> [DIRECTIONS FOR THIS TASK]:
Output the material below in its entirety, exactly as given.

** start STORED RECORDS **

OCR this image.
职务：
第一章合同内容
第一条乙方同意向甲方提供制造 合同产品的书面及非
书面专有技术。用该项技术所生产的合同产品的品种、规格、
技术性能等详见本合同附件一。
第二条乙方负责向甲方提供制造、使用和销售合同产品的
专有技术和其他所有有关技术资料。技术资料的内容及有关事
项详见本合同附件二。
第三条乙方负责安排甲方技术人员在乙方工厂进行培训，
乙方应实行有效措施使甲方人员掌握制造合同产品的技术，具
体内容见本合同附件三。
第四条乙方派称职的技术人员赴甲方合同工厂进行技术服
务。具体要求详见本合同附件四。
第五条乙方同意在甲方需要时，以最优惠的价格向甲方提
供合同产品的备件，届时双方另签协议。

** end STORED RECORDS **

> [OUTPUT]:
OCR this image.
职务：
第一章合同内容
第一条乙方同意向甲方提供制造 合同产品的书面及非
书面专有技术。用该项技术所生产的合同产品的品种、规格、
技术性能等详见本合同附件一。
第二条乙方负责向甲方提供制造、使用和销售合同产品的
专有技术和其他所有有关技术资料。技术资料的内容及有关事
项详见本合同附件二。
第三条乙方负责安排甲方技术人员在乙方工厂进行培训，
乙方应实行有效措施使甲方人员掌握制造合同产品的技术，具
体内容见本合同附件三。
第四条乙方派称职的技术人员赴甲方合同工厂进行技术服
务。具体要求详见本合同附件四。
第五条乙方同意在甲方需要时，以最优惠的价格向甲方提
供合同产品的备件，届时双方另签协议。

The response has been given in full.